→ **WORK TO COMPLETE**: Copy the records below exactly, leaving out every picture.

→ **SUPPLIED DATA**:
** Start **
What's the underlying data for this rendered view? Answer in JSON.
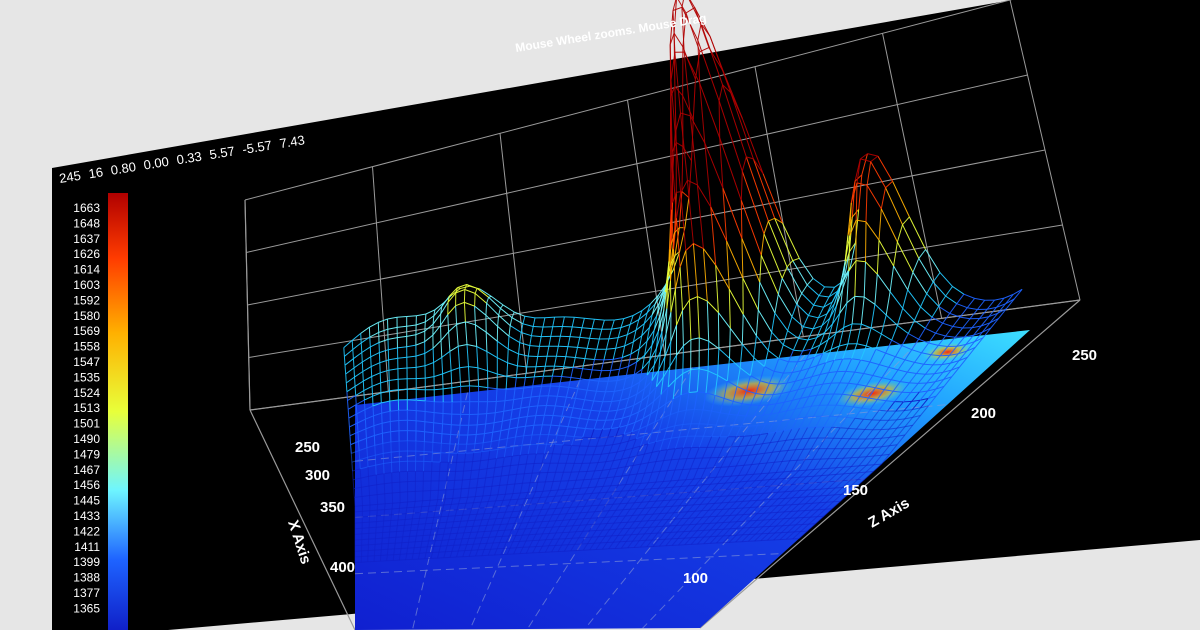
{
  "chart_title": "Mouse Wheel zooms. Mouse Drag",
  "coord_readout": [
    "245",
    "16",
    "0.80",
    "0.00",
    "0.33",
    "5.57",
    "-5.57",
    "7.43"
  ],
  "colors": {
    "page_background": "#e6e6e6",
    "chart_background": "#000000",
    "grid": "#9a9a9a",
    "text": "#ffffff",
    "gradient": [
      "#1020c8",
      "#1e63ff",
      "#22c8ff",
      "#6ef5ff",
      "#e8ff3a",
      "#ffb000",
      "#ff3c00",
      "#b00000"
    ]
  },
  "chart_data": {
    "type": "surface-3d",
    "axes": {
      "x": {
        "label": "X Axis",
        "ticks": [
          "250",
          "300",
          "350",
          "400"
        ]
      },
      "z": {
        "label": "Z Axis",
        "ticks": [
          "100",
          "150",
          "200",
          "250"
        ]
      },
      "y": {
        "label": "",
        "ticks": []
      }
    },
    "legend": {
      "position": "left",
      "labels": [
        "1663",
        "1648",
        "1637",
        "1626",
        "1614",
        "1603",
        "1592",
        "1580",
        "1569",
        "1558",
        "1547",
        "1535",
        "1524",
        "1513",
        "1501",
        "1490",
        "1479",
        "1467",
        "1456",
        "1445",
        "1433",
        "1422",
        "1411",
        "1399",
        "1388",
        "1377",
        "1365"
      ]
    },
    "grid": true,
    "projection": "wireframe-plus-contour-floor"
  }
}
** End **
→ **EXPECTED OUTPUT**:
What's the underlying data for this rendered view? Answer in JSON.
{
  "chart_title": "Mouse Wheel zooms. Mouse Drag",
  "coord_readout": [
    "245",
    "16",
    "0.80",
    "0.00",
    "0.33",
    "5.57",
    "-5.57",
    "7.43"
  ],
  "colors": {
    "page_background": "#e6e6e6",
    "chart_background": "#000000",
    "grid": "#9a9a9a",
    "text": "#ffffff",
    "gradient": [
      "#1020c8",
      "#1e63ff",
      "#22c8ff",
      "#6ef5ff",
      "#e8ff3a",
      "#ffb000",
      "#ff3c00",
      "#b00000"
    ]
  },
  "chart_data": {
    "type": "surface-3d",
    "axes": {
      "x": {
        "label": "X Axis",
        "ticks": [
          "250",
          "300",
          "350",
          "400"
        ]
      },
      "z": {
        "label": "Z Axis",
        "ticks": [
          "100",
          "150",
          "200",
          "250"
        ]
      },
      "y": {
        "label": "",
        "ticks": []
      }
    },
    "legend": {
      "position": "left",
      "labels": [
        "1663",
        "1648",
        "1637",
        "1626",
        "1614",
        "1603",
        "1592",
        "1580",
        "1569",
        "1558",
        "1547",
        "1535",
        "1524",
        "1513",
        "1501",
        "1490",
        "1479",
        "1467",
        "1456",
        "1445",
        "1433",
        "1422",
        "1411",
        "1399",
        "1388",
        "1377",
        "1365"
      ]
    },
    "grid": true,
    "projection": "wireframe-plus-contour-floor"
  }
}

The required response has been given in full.